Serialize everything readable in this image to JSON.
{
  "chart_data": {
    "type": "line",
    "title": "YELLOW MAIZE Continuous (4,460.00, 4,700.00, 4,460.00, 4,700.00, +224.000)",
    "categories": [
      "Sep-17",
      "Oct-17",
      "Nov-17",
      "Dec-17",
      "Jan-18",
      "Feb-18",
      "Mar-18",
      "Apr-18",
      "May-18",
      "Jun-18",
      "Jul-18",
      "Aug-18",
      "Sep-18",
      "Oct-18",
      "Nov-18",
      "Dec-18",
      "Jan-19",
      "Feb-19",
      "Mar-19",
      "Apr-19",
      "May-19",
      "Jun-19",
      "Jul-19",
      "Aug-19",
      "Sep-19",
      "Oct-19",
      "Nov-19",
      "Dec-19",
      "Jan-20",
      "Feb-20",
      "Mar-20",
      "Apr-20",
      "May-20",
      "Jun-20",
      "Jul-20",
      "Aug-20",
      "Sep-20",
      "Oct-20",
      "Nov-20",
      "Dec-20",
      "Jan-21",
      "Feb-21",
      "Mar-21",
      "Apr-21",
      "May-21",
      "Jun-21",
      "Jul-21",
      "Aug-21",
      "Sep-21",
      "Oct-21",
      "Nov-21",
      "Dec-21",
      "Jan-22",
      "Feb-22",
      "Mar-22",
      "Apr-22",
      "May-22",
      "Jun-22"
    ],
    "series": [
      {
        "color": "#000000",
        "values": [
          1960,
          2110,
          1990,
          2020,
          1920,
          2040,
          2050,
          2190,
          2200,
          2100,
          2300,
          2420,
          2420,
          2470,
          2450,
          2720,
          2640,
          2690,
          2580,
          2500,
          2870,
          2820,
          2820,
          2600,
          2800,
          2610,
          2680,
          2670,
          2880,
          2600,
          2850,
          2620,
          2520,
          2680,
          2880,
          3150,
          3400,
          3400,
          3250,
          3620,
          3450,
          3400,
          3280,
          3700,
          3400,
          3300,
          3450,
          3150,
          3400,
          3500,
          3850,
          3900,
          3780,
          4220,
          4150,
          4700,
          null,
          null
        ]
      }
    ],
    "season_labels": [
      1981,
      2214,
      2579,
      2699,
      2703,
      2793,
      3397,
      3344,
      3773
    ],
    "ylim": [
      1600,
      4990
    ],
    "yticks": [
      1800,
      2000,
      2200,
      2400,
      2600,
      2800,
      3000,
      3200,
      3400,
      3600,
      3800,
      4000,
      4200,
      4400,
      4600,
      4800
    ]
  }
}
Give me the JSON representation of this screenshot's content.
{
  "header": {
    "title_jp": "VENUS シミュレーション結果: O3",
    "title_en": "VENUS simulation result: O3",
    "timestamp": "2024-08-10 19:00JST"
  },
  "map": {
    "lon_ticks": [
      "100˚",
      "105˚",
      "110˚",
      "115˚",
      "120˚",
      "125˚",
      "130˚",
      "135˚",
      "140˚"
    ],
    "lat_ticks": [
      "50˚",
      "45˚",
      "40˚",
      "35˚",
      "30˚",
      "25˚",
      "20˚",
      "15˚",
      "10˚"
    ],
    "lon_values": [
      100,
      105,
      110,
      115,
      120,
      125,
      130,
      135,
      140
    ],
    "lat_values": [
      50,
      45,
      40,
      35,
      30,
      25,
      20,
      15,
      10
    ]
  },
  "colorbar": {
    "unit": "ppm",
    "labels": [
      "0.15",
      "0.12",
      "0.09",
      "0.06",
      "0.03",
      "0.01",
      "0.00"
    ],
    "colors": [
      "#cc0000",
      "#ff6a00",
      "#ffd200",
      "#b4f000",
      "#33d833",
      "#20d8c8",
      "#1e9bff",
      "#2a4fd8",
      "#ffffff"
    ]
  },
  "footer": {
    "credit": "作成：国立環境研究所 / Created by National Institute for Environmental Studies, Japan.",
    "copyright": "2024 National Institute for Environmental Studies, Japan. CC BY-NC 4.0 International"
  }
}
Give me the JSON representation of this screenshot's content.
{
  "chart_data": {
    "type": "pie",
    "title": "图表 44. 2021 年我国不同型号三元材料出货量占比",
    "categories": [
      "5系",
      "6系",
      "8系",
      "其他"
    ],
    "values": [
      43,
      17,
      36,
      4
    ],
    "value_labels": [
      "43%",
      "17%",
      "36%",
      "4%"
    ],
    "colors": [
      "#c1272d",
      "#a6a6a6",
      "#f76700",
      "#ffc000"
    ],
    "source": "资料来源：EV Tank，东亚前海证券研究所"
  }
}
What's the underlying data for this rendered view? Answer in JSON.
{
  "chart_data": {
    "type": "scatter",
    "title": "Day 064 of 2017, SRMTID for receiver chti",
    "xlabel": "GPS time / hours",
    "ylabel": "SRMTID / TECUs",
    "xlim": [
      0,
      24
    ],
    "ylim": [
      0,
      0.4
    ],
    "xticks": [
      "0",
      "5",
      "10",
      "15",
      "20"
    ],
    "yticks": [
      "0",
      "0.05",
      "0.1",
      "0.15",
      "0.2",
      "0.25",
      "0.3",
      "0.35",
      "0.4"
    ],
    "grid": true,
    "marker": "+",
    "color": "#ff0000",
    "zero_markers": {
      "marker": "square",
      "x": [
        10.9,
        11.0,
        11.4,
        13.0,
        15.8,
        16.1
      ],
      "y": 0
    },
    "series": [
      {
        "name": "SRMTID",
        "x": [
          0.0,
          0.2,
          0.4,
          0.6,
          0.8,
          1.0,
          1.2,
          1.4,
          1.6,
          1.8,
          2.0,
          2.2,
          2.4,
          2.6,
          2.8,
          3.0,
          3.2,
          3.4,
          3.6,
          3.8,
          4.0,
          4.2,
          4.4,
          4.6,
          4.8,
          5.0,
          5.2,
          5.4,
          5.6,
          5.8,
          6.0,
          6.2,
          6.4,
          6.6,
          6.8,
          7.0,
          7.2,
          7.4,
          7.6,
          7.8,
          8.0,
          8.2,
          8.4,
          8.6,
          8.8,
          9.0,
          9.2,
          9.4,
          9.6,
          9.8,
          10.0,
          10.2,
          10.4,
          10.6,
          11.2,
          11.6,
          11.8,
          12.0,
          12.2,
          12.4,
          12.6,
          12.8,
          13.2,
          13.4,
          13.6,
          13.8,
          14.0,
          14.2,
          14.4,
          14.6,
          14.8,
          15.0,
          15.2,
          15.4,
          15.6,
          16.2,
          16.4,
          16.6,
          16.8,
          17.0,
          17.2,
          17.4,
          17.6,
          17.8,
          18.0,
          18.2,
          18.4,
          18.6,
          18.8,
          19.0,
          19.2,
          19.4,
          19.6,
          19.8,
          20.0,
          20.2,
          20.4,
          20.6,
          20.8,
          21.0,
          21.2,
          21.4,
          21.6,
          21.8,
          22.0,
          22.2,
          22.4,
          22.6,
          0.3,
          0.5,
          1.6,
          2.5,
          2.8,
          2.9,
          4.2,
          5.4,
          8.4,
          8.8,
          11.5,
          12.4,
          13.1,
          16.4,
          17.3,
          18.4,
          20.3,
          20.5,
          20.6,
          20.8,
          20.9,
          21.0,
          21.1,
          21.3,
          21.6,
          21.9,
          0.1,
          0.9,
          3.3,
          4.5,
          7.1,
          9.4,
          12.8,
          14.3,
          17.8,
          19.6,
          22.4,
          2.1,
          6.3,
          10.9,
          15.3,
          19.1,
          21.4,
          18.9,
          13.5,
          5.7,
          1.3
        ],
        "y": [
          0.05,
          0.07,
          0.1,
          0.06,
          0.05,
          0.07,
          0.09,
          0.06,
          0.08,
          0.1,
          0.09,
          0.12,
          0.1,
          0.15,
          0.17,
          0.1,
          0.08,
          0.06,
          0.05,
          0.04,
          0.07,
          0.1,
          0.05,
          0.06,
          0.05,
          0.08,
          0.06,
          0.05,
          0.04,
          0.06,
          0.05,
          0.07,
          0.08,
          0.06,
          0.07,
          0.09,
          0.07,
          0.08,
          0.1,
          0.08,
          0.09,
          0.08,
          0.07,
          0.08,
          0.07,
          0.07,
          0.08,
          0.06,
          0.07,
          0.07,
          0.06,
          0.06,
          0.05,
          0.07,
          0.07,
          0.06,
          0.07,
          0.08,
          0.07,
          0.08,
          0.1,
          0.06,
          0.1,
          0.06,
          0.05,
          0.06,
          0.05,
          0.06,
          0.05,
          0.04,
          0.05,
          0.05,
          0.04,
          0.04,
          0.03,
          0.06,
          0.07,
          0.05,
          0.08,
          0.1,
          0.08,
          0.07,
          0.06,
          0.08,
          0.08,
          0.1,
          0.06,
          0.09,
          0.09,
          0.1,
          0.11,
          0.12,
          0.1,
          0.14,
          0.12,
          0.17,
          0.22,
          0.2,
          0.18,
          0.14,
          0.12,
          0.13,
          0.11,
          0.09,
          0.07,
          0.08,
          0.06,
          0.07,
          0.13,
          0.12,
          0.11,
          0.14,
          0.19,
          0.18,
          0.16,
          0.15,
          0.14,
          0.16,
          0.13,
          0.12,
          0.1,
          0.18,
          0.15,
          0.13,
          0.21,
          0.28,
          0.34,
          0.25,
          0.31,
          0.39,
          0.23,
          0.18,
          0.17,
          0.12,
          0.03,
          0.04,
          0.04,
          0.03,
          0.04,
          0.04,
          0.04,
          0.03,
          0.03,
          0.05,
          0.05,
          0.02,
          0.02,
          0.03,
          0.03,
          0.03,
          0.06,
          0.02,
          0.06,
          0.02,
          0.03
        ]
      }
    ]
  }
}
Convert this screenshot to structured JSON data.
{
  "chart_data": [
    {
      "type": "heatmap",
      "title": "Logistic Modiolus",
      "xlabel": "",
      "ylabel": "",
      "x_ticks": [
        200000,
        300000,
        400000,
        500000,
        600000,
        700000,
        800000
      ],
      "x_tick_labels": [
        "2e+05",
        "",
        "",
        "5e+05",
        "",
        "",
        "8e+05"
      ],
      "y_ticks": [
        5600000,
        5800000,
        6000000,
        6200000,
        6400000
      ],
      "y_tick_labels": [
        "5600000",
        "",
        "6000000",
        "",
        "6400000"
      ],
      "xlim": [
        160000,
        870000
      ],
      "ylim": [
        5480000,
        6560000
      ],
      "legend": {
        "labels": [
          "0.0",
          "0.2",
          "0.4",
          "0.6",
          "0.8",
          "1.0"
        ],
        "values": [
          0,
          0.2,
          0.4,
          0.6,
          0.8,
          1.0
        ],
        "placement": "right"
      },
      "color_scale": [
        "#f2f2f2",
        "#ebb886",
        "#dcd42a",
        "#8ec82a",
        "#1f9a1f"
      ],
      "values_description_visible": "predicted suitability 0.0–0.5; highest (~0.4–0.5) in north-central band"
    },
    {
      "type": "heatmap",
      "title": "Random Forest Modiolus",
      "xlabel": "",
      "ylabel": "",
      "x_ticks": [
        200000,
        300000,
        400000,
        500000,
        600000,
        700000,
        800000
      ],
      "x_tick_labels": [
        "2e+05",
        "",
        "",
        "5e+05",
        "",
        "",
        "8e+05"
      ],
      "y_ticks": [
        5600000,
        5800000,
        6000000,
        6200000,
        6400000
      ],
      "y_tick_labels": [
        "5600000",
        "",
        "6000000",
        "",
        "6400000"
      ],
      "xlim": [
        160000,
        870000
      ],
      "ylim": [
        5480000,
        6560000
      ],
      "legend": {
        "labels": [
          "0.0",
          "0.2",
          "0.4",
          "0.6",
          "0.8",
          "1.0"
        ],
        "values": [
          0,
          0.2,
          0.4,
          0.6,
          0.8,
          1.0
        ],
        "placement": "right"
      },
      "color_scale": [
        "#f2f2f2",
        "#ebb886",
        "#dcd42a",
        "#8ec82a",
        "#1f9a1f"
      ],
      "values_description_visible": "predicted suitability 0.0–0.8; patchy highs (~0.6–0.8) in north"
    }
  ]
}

• Stated goal: Collect each line containing the string "Institute".

• Correct result:
    "credit": "作成：国立環境研究所 / Created by National Institute for Environmental Studies, Japan.",
    "copyright": "2024 National Institute for Environmental Studies, Japan. CC BY-NC 4.0 International"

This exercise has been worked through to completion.